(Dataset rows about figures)
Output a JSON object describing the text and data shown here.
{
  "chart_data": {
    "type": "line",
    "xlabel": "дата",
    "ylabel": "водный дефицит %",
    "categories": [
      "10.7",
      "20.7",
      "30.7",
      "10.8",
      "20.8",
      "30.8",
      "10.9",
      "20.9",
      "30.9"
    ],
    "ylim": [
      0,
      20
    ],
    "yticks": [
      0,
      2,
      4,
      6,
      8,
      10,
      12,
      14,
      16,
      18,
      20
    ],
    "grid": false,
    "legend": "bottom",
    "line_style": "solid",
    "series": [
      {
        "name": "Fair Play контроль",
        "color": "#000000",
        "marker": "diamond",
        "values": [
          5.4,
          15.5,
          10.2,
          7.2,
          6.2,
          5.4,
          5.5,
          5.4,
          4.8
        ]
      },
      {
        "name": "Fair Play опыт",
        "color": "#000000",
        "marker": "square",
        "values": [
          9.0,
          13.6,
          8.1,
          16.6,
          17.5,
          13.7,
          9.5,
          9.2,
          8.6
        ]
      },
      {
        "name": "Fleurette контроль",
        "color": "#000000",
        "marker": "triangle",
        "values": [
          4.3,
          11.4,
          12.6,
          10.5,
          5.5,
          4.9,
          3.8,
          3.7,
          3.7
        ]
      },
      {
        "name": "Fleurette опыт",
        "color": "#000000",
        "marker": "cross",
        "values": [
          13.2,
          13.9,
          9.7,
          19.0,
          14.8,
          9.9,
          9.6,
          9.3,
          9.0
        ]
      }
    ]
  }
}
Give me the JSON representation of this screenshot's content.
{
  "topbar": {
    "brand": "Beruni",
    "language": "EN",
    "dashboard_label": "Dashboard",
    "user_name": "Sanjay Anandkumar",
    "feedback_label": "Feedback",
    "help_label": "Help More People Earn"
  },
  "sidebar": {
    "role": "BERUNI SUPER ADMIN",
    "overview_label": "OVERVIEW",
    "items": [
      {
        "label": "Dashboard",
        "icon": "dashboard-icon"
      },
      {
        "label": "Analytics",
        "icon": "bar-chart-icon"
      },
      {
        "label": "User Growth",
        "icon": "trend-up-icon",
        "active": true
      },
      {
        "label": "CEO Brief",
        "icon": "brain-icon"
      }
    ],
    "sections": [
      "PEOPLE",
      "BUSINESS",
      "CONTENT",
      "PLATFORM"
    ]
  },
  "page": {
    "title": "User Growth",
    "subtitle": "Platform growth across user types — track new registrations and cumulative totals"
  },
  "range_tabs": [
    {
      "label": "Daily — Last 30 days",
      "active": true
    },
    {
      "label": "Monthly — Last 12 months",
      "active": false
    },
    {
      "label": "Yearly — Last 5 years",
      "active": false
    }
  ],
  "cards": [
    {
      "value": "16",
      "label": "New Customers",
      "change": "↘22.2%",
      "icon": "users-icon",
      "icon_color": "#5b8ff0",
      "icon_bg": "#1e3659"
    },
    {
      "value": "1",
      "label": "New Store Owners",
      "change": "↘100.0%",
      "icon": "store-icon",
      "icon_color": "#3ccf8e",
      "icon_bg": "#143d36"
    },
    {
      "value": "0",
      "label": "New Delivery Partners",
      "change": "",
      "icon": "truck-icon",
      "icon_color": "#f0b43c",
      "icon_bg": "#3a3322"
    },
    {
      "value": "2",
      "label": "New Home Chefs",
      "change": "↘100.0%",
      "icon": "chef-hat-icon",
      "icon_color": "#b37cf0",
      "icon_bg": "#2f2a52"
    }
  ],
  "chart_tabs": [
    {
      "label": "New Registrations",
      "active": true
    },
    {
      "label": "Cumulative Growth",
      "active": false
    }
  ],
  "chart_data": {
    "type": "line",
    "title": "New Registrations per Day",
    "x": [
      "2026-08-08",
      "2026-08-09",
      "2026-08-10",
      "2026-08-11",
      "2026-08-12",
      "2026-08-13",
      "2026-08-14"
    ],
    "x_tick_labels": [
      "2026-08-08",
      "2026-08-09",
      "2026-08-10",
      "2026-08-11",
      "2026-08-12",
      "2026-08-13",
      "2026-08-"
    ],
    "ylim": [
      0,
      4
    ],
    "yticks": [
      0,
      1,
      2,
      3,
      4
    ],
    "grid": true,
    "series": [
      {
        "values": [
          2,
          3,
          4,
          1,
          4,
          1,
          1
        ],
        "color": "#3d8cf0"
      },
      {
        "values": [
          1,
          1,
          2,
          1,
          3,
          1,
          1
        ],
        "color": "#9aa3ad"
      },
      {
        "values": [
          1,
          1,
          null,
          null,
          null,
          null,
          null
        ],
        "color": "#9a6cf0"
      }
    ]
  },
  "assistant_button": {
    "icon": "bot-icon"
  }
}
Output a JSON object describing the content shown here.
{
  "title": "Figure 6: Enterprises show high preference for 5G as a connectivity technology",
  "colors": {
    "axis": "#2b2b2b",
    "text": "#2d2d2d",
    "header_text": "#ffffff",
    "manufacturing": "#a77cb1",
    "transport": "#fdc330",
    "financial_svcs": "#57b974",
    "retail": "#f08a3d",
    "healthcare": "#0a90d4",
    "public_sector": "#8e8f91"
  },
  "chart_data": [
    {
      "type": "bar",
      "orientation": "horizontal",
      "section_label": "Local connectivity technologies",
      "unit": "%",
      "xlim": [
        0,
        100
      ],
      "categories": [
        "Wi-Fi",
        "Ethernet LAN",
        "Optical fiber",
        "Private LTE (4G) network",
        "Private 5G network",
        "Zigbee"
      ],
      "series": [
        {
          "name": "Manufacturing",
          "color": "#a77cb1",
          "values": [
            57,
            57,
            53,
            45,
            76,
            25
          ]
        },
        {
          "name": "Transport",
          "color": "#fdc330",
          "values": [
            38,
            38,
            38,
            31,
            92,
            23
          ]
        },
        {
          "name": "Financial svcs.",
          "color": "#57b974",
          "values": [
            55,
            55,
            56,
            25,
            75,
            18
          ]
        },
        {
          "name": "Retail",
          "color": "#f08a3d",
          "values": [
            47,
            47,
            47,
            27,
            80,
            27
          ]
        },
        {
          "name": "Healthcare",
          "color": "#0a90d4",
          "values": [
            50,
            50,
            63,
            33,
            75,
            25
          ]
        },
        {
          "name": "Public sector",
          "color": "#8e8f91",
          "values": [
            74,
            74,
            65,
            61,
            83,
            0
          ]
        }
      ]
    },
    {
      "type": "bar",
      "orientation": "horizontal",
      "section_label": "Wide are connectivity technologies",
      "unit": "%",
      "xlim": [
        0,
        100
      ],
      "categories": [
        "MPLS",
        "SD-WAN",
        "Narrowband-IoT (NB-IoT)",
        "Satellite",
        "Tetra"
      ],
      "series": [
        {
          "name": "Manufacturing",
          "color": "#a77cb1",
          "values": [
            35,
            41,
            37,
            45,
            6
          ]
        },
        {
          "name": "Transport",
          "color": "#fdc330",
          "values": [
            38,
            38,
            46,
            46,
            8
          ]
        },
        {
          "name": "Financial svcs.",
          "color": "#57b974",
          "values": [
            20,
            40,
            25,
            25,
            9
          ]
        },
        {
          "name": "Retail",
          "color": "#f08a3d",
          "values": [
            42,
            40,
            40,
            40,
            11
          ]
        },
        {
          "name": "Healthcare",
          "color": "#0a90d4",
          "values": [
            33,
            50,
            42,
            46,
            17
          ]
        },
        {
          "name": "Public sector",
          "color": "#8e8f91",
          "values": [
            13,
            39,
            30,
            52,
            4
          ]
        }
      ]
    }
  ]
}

### SET TASK
Print every entry exactly as it appears.

### WRITTEN SOLUTION
Output a JSON object describing the text and data shown here.
{
  "chart_data": {
    "type": "line",
    "xlabel": "дата",
    "ylabel": "водный дефицит %",
    "categories": [
      "10.7",
      "20.7",
      "30.7",
      "10.8",
      "20.8",
      "30.8",
      "10.9",
      "20.9",
      "30.9"
    ],
    "ylim": [
      0,
      20
    ],
    "yticks": [
      0,
      2,
      4,
      6,
      8,
      10,
      12,
      14,
      16,
      18,
      20
    ],
    "grid": false,
    "legend": "bottom",
    "line_style": "solid",
    "series": [
      {
        "name": "Fair Play контроль",
        "color": "#000000",
        "marker": "diamond",
        "values": [
          5.4,
          15.5,
          10.2,
          7.2,
          6.2,
          5.4,
          5.5,
          5.4,
          4.8
        ]
      },
      {
        "name": "Fair Play опыт",
        "color": "#000000",
        "marker": "square",
        "values": [
          9.0,
          13.6,
          8.1,
          16.6,
          17.5,
          13.7,
          9.5,
          9.2,
          8.6
        ]
      },
      {
        "name": "Fleurette контроль",
        "color": "#000000",
        "marker": "triangle",
        "values": [
          4.3,
          11.4,
          12.6,
          10.5,
          5.5,
          4.9,
          3.8,
          3.7,
          3.7
        ]
      },
      {
        "name": "Fleurette опыт",
        "color": "#000000",
        "marker": "cross",
        "values": [
          13.2,
          13.9,
          9.7,
          19.0,
          14.8,
          9.9,
          9.6,
          9.3,
          9.0
        ]
      }
    ]
  }
}
Give me the JSON representation of this screenshot's content.
{
  "topbar": {
    "brand": "Beruni",
    "language": "EN",
    "dashboard_label": "Dashboard",
    "user_name": "Sanjay Anandkumar",
    "feedback_label": "Feedback",
    "help_label": "Help More People Earn"
  },
  "sidebar": {
    "role": "BERUNI SUPER ADMIN",
    "overview_label": "OVERVIEW",
    "items": [
      {
        "label": "Dashboard",
        "icon": "dashboard-icon"
      },
      {
        "label": "Analytics",
        "icon": "bar-chart-icon"
      },
      {
        "label": "User Growth",
        "icon": "trend-up-icon",
        "active": true
      },
      {
        "label": "CEO Brief",
        "icon": "brain-icon"
      }
    ],
    "sections": [
      "PEOPLE",
      "BUSINESS",
      "CONTENT",
      "PLATFORM"
    ]
  },
  "page": {
    "title": "User Growth",
    "subtitle": "Platform growth across user types — track new registrations and cumulative totals"
  },
  "range_tabs": [
    {
      "label": "Daily — Last 30 days",
      "active": true
    },
    {
      "label": "Monthly — Last 12 months",
      "active": false
    },
    {
      "label": "Yearly — Last 5 years",
      "active": false
    }
  ],
  "cards": [
    {
      "value": "16",
      "label": "New Customers",
      "change": "↘22.2%",
      "icon": "users-icon",
      "icon_color": "#5b8ff0",
      "icon_bg": "#1e3659"
    },
    {
      "value": "1",
      "label": "New Store Owners",
      "change": "↘100.0%",
      "icon": "store-icon",
      "icon_color": "#3ccf8e",
      "icon_bg": "#143d36"
    },
    {
      "value": "0",
      "label": "New Delivery Partners",
      "change": "",
      "icon": "truck-icon",
      "icon_color": "#f0b43c",
      "icon_bg": "#3a3322"
    },
    {
      "value": "2",
      "label": "New Home Chefs",
      "change": "↘100.0%",
      "icon": "chef-hat-icon",
      "icon_color": "#b37cf0",
      "icon_bg": "#2f2a52"
    }
  ],
  "chart_tabs": [
    {
      "label": "New Registrations",
      "active": true
    },
    {
      "label": "Cumulative Growth",
      "active": false
    }
  ],
  "chart_data": {
    "type": "line",
    "title": "New Registrations per Day",
    "x": [
      "2026-08-08",
      "2026-08-09",
      "2026-08-10",
      "2026-08-11",
      "2026-08-12",
      "2026-08-13",
      "2026-08-14"
    ],
    "x_tick_labels": [
      "2026-08-08",
      "2026-08-09",
      "2026-08-10",
      "2026-08-11",
      "2026-08-12",
      "2026-08-13",
      "2026-08-"
    ],
    "ylim": [
      0,
      4
    ],
    "yticks": [
      0,
      1,
      2,
      3,
      4
    ],
    "grid": true,
    "series": [
      {
        "values": [
          2,
          3,
          4,
          1,
          4,
          1,
          1
        ],
        "color": "#3d8cf0"
      },
      {
        "values": [
          1,
          1,
          2,
          1,
          3,
          1,
          1
        ],
        "color": "#9aa3ad"
      },
      {
        "values": [
          1,
          1,
          null,
          null,
          null,
          null,
          null
        ],
        "color": "#9a6cf0"
      }
    ]
  },
  "assistant_button": {
    "icon": "bot-icon"
  }
}
Output a JSON object describing the content shown here.
{
  "title": "Figure 6: Enterprises show high preference for 5G as a connectivity technology",
  "colors": {
    "axis": "#2b2b2b",
    "text": "#2d2d2d",
    "header_text": "#ffffff",
    "manufacturing": "#a77cb1",
    "transport": "#fdc330",
    "financial_svcs": "#57b974",
    "retail": "#f08a3d",
    "healthcare": "#0a90d4",
    "public_sector": "#8e8f91"
  },
  "chart_data": [
    {
      "type": "bar",
      "orientation": "horizontal",
      "section_label": "Local connectivity technologies",
      "unit": "%",
      "xlim": [
        0,
        100
      ],
      "categories": [
        "Wi-Fi",
        "Ethernet LAN",
        "Optical fiber",
        "Private LTE (4G) network",
        "Private 5G network",
        "Zigbee"
      ],
      "series": [
        {
          "name": "Manufacturing",
          "color": "#a77cb1",
          "values": [
            57,
            57,
            53,
            45,
            76,
            25
          ]
        },
        {
          "name": "Transport",
          "color": "#fdc330",
          "values": [
            38,
            38,
            38,
            31,
            92,
            23
          ]
        },
        {
          "name": "Financial svcs.",
          "color": "#57b974",
          "values": [
            55,
            55,
            56,
            25,
            75,
            18
          ]
        },
        {
          "name": "Retail",
          "color": "#f08a3d",
          "values": [
            47,
            47,
            47,
            27,
            80,
            27
          ]
        },
        {
          "name": "Healthcare",
          "color": "#0a90d4",
          "values": [
            50,
            50,
            63,
            33,
            75,
            25
          ]
        },
        {
          "name": "Public sector",
          "color": "#8e8f91",
          "values": [
            74,
            74,
            65,
            61,
            83,
            0
          ]
        }
      ]
    },
    {
      "type": "bar",
      "orientation": "horizontal",
      "section_label": "Wide are connectivity technologies",
      "unit": "%",
      "xlim": [
        0,
        100
      ],
      "categories": [
        "MPLS",
        "SD-WAN",
        "Narrowband-IoT (NB-IoT)",
        "Satellite",
        "Tetra"
      ],
      "series": [
        {
          "name": "Manufacturing",
          "color": "#a77cb1",
          "values": [
            35,
            41,
            37,
            45,
            6
          ]
        },
        {
          "name": "Transport",
          "color": "#fdc330",
          "values": [
            38,
            38,
            46,
            46,
            8
          ]
        },
        {
          "name": "Financial svcs.",
          "color": "#57b974",
          "values": [
            20,
            40,
            25,
            25,
            9
          ]
        },
        {
          "name": "Retail",
          "color": "#f08a3d",
          "values": [
            42,
            40,
            40,
            40,
            11
          ]
        },
        {
          "name": "Healthcare",
          "color": "#0a90d4",
          "values": [
            33,
            50,
            42,
            46,
            17
          ]
        },
        {
          "name": "Public sector",
          "color": "#8e8f91",
          "values": [
            13,
            39,
            30,
            52,
            4
          ]
        }
      ]
    }
  ]
}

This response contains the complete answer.